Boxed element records
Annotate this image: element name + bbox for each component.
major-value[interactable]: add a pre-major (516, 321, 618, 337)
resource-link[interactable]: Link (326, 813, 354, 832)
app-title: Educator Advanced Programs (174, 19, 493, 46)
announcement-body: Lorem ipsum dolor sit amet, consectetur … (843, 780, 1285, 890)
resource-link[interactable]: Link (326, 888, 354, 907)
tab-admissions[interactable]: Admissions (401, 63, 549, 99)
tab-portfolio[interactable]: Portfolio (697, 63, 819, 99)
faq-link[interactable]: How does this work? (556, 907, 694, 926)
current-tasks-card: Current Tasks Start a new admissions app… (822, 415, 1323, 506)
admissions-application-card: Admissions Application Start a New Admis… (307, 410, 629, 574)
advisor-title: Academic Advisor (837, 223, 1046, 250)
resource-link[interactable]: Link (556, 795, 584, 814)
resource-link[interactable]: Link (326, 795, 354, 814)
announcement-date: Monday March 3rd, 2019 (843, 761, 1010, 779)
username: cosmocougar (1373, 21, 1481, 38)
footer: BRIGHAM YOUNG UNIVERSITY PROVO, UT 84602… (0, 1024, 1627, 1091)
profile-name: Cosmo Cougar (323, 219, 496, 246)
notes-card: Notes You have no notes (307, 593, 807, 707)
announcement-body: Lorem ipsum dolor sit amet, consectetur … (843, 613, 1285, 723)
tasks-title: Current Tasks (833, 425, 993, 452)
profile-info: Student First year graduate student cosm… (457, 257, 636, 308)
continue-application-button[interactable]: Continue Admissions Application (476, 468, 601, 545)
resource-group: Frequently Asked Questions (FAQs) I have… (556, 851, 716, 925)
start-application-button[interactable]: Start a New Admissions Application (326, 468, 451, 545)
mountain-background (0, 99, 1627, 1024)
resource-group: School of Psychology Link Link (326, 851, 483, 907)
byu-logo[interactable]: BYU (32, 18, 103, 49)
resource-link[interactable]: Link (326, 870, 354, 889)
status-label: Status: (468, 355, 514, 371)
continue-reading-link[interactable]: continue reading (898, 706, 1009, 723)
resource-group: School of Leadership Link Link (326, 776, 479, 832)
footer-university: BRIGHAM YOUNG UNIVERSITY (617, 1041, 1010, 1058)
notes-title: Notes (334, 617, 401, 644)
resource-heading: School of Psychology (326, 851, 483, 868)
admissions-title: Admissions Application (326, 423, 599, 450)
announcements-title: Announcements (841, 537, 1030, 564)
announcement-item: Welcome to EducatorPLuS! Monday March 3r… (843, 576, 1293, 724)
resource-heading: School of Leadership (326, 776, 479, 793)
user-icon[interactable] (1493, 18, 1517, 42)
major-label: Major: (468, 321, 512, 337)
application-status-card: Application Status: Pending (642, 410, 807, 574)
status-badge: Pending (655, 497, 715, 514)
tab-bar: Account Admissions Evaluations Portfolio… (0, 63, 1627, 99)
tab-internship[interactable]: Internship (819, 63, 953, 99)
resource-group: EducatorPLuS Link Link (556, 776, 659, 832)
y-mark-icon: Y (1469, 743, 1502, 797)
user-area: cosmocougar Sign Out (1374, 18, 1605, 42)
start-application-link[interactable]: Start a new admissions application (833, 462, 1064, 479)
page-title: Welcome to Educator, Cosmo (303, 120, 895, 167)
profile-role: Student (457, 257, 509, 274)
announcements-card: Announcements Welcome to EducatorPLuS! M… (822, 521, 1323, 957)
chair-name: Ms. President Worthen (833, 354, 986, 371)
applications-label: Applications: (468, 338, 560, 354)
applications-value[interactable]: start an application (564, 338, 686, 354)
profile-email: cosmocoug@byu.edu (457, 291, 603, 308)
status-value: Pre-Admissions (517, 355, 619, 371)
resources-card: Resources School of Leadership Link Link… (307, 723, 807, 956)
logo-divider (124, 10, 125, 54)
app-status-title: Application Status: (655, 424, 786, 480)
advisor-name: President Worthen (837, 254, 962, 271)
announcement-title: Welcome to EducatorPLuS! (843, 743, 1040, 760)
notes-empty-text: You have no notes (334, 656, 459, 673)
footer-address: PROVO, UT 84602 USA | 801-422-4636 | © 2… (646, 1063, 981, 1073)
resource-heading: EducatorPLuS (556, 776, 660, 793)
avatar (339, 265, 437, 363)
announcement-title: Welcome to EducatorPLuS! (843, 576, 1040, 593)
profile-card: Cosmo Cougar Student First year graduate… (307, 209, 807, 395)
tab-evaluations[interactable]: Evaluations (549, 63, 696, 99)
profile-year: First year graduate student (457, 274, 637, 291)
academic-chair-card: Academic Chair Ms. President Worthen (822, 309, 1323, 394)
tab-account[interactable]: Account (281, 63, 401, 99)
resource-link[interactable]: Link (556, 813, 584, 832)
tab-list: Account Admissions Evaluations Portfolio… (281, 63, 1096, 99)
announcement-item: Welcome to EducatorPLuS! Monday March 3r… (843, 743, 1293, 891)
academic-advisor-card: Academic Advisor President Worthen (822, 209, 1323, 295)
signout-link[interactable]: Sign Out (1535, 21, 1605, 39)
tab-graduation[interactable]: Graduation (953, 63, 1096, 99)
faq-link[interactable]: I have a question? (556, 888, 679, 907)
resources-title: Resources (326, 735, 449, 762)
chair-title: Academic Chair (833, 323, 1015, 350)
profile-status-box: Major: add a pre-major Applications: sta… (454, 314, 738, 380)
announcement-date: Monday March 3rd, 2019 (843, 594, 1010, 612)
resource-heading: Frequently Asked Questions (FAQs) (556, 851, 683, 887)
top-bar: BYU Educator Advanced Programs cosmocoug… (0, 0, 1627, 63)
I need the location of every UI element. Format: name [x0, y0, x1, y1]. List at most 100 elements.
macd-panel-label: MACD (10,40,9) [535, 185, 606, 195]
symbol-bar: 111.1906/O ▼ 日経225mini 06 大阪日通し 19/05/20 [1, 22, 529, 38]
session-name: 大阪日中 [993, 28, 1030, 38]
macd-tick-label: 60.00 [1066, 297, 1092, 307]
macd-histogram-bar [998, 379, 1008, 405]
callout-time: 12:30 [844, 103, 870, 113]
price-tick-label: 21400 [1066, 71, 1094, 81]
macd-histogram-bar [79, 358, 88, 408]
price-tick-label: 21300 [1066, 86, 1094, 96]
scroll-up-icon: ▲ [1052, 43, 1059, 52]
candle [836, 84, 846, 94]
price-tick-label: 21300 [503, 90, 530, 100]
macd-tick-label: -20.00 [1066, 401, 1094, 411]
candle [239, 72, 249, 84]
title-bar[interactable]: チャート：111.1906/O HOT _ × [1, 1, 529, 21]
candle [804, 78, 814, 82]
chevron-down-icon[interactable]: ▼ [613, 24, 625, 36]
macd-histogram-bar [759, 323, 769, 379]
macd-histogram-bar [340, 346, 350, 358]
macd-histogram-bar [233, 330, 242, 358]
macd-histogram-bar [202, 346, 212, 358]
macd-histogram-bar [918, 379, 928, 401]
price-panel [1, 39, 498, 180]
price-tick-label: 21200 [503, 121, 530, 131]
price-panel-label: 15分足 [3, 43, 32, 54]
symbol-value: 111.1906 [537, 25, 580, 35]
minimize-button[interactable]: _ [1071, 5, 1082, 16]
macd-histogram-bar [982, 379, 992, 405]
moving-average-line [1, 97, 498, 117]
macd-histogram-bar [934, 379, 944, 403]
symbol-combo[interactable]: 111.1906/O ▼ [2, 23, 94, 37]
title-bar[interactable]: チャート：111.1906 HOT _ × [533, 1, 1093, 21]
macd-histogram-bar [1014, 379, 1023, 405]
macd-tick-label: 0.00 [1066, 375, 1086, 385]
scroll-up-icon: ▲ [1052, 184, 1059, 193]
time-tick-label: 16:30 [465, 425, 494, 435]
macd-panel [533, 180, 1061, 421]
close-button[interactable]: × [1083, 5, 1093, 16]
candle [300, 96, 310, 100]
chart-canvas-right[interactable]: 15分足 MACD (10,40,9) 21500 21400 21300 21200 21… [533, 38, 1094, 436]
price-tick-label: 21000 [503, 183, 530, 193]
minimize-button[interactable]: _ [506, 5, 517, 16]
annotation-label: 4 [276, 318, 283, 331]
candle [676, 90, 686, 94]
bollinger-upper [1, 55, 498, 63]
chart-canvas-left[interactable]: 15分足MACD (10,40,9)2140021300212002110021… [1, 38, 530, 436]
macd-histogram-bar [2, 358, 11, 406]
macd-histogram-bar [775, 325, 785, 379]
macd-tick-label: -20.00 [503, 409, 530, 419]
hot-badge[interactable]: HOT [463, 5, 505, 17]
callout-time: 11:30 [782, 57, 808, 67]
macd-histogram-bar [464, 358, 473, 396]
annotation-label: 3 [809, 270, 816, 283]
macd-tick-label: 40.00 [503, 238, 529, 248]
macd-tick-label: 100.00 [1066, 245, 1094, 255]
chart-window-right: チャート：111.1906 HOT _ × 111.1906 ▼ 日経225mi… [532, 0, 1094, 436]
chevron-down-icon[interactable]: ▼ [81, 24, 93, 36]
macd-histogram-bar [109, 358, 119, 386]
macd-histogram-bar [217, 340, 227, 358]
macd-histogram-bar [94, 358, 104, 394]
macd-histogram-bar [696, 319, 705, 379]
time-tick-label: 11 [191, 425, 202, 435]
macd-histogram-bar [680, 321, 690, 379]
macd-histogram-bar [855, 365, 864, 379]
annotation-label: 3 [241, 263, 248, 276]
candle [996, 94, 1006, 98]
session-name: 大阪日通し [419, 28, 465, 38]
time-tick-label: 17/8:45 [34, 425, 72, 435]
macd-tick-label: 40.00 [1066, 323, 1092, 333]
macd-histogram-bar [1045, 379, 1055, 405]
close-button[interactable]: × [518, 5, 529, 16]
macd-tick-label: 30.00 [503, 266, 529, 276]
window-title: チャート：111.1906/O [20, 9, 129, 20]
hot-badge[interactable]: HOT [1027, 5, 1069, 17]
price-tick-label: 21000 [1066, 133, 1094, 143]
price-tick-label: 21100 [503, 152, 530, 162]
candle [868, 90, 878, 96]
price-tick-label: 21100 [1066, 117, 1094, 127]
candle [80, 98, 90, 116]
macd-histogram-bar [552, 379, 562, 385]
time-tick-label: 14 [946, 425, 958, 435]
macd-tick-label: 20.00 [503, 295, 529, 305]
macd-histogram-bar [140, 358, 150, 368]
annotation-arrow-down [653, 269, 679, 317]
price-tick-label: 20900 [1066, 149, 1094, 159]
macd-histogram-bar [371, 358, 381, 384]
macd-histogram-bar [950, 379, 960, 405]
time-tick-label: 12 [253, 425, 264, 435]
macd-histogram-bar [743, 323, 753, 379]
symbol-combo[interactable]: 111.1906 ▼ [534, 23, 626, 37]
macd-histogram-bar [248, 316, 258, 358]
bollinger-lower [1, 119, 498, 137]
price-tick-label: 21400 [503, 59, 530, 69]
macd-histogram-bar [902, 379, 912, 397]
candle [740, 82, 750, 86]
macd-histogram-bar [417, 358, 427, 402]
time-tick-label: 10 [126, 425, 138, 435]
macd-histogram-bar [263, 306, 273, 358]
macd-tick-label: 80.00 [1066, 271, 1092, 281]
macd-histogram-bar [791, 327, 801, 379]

▸ What is being asked:
Reproduce the records verbatim, from the first line through the line containing "byu-logo[interactable]: BYU (32, 18, 103, 49)".

▸ Worked answer:
Annotate this image: element name + bbox for each component.
major-value[interactable]: add a pre-major (516, 321, 618, 337)
resource-link[interactable]: Link (326, 813, 354, 832)
app-title: Educator Advanced Programs (174, 19, 493, 46)
announcement-body: Lorem ipsum dolor sit amet, consectetur … (843, 780, 1285, 890)
resource-link[interactable]: Link (326, 888, 354, 907)
tab-admissions[interactable]: Admissions (401, 63, 549, 99)
tab-portfolio[interactable]: Portfolio (697, 63, 819, 99)
faq-link[interactable]: How does this work? (556, 907, 694, 926)
current-tasks-card: Current Tasks Start a new admissions app… (822, 415, 1323, 506)
admissions-application-card: Admissions Application Start a New Admis… (307, 410, 629, 574)
advisor-title: Academic Advisor (837, 223, 1046, 250)
resource-link[interactable]: Link (556, 795, 584, 814)
resource-link[interactable]: Link (326, 795, 354, 814)
announcement-date: Monday March 3rd, 2019 (843, 761, 1010, 779)
username: cosmocougar (1373, 21, 1481, 38)
footer: BRIGHAM YOUNG UNIVERSITY PROVO, UT 84602… (0, 1024, 1627, 1091)
profile-name: Cosmo Cougar (323, 219, 496, 246)
notes-card: Notes You have no notes (307, 593, 807, 707)
announcement-body: Lorem ipsum dolor sit amet, consectetur … (843, 613, 1285, 723)
tasks-title: Current Tasks (833, 425, 993, 452)
profile-info: Student First year graduate student cosm… (457, 257, 636, 308)
continue-application-button[interactable]: Continue Admissions Application (476, 468, 601, 545)
resource-group: Frequently Asked Questions (FAQs) I have… (556, 851, 716, 925)
start-application-button[interactable]: Start a New Admissions Application (326, 468, 451, 545)
mountain-background (0, 99, 1627, 1024)
resource-group: School of Psychology Link Link (326, 851, 483, 907)
byu-logo[interactable]: BYU (32, 18, 103, 49)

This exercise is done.